**GOAL**
Reproduce all of the data below without alteration; exclude every picture.

**DATASET**

———

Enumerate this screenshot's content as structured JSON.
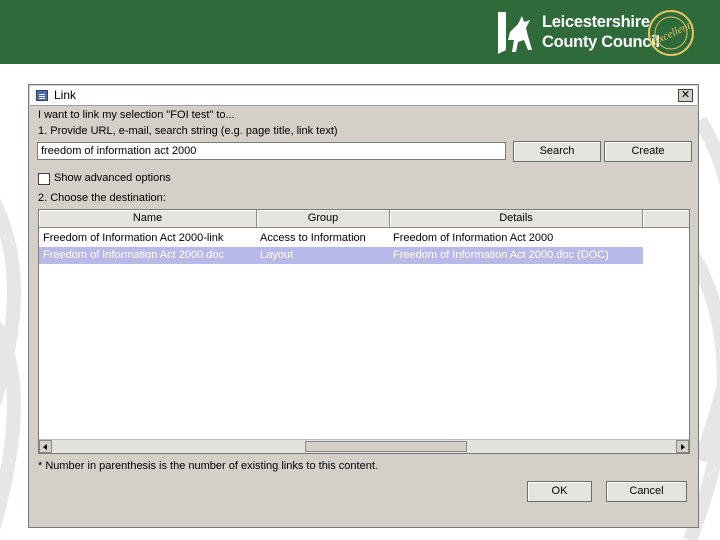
{
  "logo": {
    "line1": "Leicestershire",
    "line2": "County Council",
    "seal_text": "RATED AS Excellent BY COUNCIL"
  },
  "dialog": {
    "title": "Link",
    "close_glyph": "✕",
    "intro": "I want to link my selection \"FOI test\" to...",
    "step1": "1. Provide URL, e-mail, search string (e.g. page title, link text)",
    "url_value": "freedom of information act 2000",
    "search_label": "Search",
    "create_label": "Create",
    "advanced_label": "Show advanced options",
    "advanced_checked": false,
    "step2": "2. Choose the destination:",
    "columns": [
      "Name",
      "Group",
      "Details"
    ],
    "rows": [
      {
        "name": "Freedom of Information Act 2000-link",
        "group": "Access to Information",
        "details": "Freedom of Information Act 2000",
        "selected": false
      },
      {
        "name": "Freedom of Information Act 2000.doc",
        "group": "Layout",
        "details": "Freedom of Information Act 2000.doc (DOC)",
        "selected": true
      }
    ],
    "footnote": "* Number in parenthesis is the number of existing links to this content.",
    "ok_label": "OK",
    "cancel_label": "Cancel"
  },
  "colors": {
    "banner": "#2f6a3a",
    "dialog_bg": "#d4d0c8",
    "selection": "#b7b9e8"
  }
}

———

**ANSWER BELOW**
Enumerate this screenshot's content as structured JSON.
{
  "logo": {
    "line1": "Leicestershire",
    "line2": "County Council",
    "seal_text": "RATED AS Excellent BY COUNCIL"
  },
  "dialog": {
    "title": "Link",
    "close_glyph": "✕",
    "intro": "I want to link my selection \"FOI test\" to...",
    "step1": "1. Provide URL, e-mail, search string (e.g. page title, link text)",
    "url_value": "freedom of information act 2000",
    "search_label": "Search",
    "create_label": "Create",
    "advanced_label": "Show advanced options",
    "advanced_checked": false,
    "step2": "2. Choose the destination:",
    "columns": [
      "Name",
      "Group",
      "Details"
    ],
    "rows": [
      {
        "name": "Freedom of Information Act 2000-link",
        "group": "Access to Information",
        "details": "Freedom of Information Act 2000",
        "selected": false
      },
      {
        "name": "Freedom of Information Act 2000.doc",
        "group": "Layout",
        "details": "Freedom of Information Act 2000.doc (DOC)",
        "selected": true
      }
    ],
    "footnote": "* Number in parenthesis is the number of existing links to this content.",
    "ok_label": "OK",
    "cancel_label": "Cancel"
  },
  "colors": {
    "banner": "#2f6a3a",
    "dialog_bg": "#d4d0c8",
    "selection": "#b7b9e8"
  }
}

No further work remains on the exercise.